### Directions
Return, word for word, every line that follows.

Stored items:
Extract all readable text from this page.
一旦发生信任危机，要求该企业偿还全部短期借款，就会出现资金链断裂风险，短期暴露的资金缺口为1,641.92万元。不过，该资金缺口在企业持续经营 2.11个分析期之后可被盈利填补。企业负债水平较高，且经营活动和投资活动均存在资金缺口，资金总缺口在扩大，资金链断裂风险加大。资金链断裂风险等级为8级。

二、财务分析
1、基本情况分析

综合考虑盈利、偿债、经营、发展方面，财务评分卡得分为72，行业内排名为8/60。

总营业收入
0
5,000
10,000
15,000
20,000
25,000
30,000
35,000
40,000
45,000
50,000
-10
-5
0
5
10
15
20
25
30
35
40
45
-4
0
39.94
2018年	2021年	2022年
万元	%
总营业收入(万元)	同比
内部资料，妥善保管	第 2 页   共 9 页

### Result for this task
Extract all readable text from this page.
一旦发生信任危机，要求该企业偿还全部短期借款，就会出现资金链断裂风险，短期暴露的资金缺口为1,641.92万元。不过，该资金缺口在企业持续经营 2.11个分析期之后可被盈利填补。企业负债水平较高，且经营活动和投资活动均存在资金缺口，资金总缺口在扩大，资金链断裂风险加大。资金链断裂风险等级为8级。

二、财务分析
1、基本情况分析

综合考虑盈利、偿债、经营、发展方面，财务评分卡得分为72，行业内排名为8/60。

总营业收入
0
5,000
10,000
15,000
20,000
25,000
30,000
35,000
40,000
45,000
50,000
-10
-5
0
5
10
15
20
25
30
35
40
45
-4
0
39.94
2018年	2021年	2022年
万元	%
总营业收入(万元)	同比
内部资料，妥善保管	第 2 页   共 9 页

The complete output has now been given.